Aufgabe:
Wie geht der Text über das elektronische Postfach der Kasseler Sparkasse nach seinem letzten Satz weiter? Setze ihn fort.

Textauszug:
━━━━━━━━━━━━━━━━

In den Bedingungen steht, dass Kunden ihr E-Postfach „mindestens alle 14 Tage“ kontrollieren müssen. Was, wenn jemand das versäumt?

Sobald die Sparkasse einen Kontoauszug elektronisch bereitstellt, beginnen spätestens nach 14 Tagen Widerspruchsfristen, in denen der Kunde bestimmte Buchungen anfechten kann. Darauf wolle man mit dem Passus hinweisen, sagt Sparkassensprecher Michael Krath. Er empfiehlt, die Benachrichtigungsfunktion des E-Postfachs zu aktivieren. Dann bekomme man immer eine automatische Erinnerungs-Mail geschickt, sobald turnusmäßig neue Auszüge bereitstehen.

Was landet außer Auszügen sonst noch alles im elektronischen Postfach?

Dort deponiert die Sparkasse außerdem Pflichtinformationen, sobald sich Geschäftsbedingungen ändern. Auf Wunsch kann man sich zudem Kreditkartenabrechnungen und Wertpapierdokumente ins E-Postfach schicken lassen.

Und wenn ich trotzdem lieber Papierauszüge haben möchte? Was muss ich tun?

Nutzer des Basiskontos GiroOnline haben dazu zwei Möglichkeiten: Entweder sie wechseln in ein anderes Kontomodell oder sie widersprechen bis zum Jahresende dem E-Postfach-Informationsschreiben mit dem Hinweis, dass sie das Angebot nicht nutzen und weiterhin Papierauszüge haben möchten. Das kostet sie dann allerdings 40 Cent für jeden Ausdruckvorgang. Umgekehrt können Nutzer der Konten GiroKlassik und GiroKomfort auf Wunsch ihre Auszüge auf das elektronische Verfahren umstellen lassen. Sie sparen dadurch Wege, allerdings keine Kontogebühren.

Hintergrund: Änderungen

Viele Kontoinhaber der Kasseler Sparkasse werden sich künftig keine Kontoauszüge mehr kostenfrei ausdrucken lassen können. Fragen und Antworten dazu, was sich für Sie ändert. Für sie sind die Kontobewegungen dann nur noch online einsehbar. Ob dies auch als Nachweis etwa vom Finanzamt anerkannt wird, müssen die Kunden im Einzelfall selber klären. Aus Info-Schreiben, die die Sparkasse in diesen Tagen versendet hat, gehen diese Folgen jedoch nur indirekt hervor.

Hintergrund ist eine Preisanpassung mit Einführung neuer Kontomodelle ab 2016. Unter anderem werden dann alle Nutzer des bisherigen SB-Kontos auf die neue Variante „GiroOnline“ umgestellt, die monatlich 2,90 Euro kostet. In diesem Zusammenhang wurden sämtliche Internet-Kunden jetzt schriftlich über neue „Bedingungen für die Nutzung des Elektronischen Postfachs“ informiert.

━━━━━━━━━━━━━━━━

Gegebene Daten:
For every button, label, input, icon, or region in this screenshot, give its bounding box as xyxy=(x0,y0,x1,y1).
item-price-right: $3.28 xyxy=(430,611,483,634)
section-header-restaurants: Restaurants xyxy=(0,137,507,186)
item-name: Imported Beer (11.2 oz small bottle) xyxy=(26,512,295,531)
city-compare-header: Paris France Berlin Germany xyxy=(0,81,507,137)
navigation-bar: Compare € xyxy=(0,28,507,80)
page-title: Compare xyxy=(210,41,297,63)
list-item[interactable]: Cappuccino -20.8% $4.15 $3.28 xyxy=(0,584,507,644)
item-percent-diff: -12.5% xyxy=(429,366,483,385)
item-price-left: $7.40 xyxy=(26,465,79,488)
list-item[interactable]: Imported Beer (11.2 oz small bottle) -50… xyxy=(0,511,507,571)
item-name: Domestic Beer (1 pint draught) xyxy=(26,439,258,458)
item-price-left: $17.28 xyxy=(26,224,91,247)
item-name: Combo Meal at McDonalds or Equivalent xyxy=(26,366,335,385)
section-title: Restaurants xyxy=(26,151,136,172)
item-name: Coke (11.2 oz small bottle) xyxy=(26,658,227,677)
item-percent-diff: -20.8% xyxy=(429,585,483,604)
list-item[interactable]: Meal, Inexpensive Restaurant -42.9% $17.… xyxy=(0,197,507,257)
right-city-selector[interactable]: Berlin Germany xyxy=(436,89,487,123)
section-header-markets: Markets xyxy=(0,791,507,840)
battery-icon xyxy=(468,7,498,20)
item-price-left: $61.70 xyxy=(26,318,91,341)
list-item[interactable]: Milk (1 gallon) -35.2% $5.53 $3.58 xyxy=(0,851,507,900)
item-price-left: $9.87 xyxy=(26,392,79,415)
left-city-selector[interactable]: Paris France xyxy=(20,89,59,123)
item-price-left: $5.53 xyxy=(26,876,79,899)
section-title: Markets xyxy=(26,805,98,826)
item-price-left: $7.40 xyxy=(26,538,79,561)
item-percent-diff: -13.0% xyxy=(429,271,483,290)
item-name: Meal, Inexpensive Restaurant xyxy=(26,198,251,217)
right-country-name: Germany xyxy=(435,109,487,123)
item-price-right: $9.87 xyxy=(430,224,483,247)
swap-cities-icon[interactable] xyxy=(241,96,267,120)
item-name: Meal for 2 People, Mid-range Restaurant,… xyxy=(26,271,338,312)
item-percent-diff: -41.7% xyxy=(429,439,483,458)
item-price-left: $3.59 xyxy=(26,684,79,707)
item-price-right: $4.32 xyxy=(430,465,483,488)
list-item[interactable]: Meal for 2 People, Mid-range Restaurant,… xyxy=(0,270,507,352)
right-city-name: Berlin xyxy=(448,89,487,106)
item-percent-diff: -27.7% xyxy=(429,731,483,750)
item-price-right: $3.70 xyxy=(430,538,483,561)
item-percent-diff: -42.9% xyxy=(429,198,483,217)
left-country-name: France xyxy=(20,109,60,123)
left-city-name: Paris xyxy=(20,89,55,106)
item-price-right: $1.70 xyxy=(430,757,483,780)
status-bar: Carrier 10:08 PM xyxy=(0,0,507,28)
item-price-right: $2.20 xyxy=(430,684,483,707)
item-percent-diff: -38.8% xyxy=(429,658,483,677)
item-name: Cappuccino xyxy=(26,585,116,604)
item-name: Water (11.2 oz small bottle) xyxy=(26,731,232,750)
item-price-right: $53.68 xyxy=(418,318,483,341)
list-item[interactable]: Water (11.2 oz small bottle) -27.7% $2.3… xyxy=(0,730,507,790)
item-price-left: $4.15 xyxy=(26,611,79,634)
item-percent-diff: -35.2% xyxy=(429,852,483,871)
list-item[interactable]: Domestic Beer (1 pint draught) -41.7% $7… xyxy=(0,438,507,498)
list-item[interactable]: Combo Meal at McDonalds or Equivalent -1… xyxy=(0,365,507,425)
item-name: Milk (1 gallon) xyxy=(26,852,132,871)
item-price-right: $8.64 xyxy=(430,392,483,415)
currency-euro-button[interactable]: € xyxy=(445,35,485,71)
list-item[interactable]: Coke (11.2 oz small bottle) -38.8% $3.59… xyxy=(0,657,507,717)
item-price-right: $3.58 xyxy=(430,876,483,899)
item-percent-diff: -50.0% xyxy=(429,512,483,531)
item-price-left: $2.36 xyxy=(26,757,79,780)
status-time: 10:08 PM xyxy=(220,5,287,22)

━━━━━━━━━━━━━━━━

Antwort:
Darin heißt es: „Auf Wunsch“ gebe es die Möglichkeit, sich die Kontoauszüge künftig in einem E-Postfach bereitstellen zu lassen. Dadurch spare man die Gebühren für die vorgeschriebene Postzusendung der Auszüge, falls man diese eine gewisse Zeit nicht abgeholt hat – „wenn Sie sich für den elektronischen Kontoauszug entscheiden“. Es folgt der Hinweis: Die auf der Rückseite aufgeführten Bedingungen für das E-Postfach gelten als akzeptiert, falls man ihnen bis Jahresende nicht ausdrücklich widerspricht.

Was nicht eindeutig in dem Schreiben steht: Das als Wunsch-Option bezeichnete Verfahren wird von der Sparkasse in vielen Fällen automatisch aktiviert. Wer das Kleingedruckte abheftet und nichts unternimmt, wird als Nutzer des des Kontomodells „GiroOnline“ ab 1. Januar keine Auszüge am Automaten mehr erhalten. Das bestätigte Sparkassensprecher Michael Krath auf Nachfrage der HNA. Nach seinen Angaben ist der Brief zu den E-Postfach-Bedingungen nur ein Teil der Informationen, die die Kunden in diesen Tagen über die neuen Kontomodelle erhalten.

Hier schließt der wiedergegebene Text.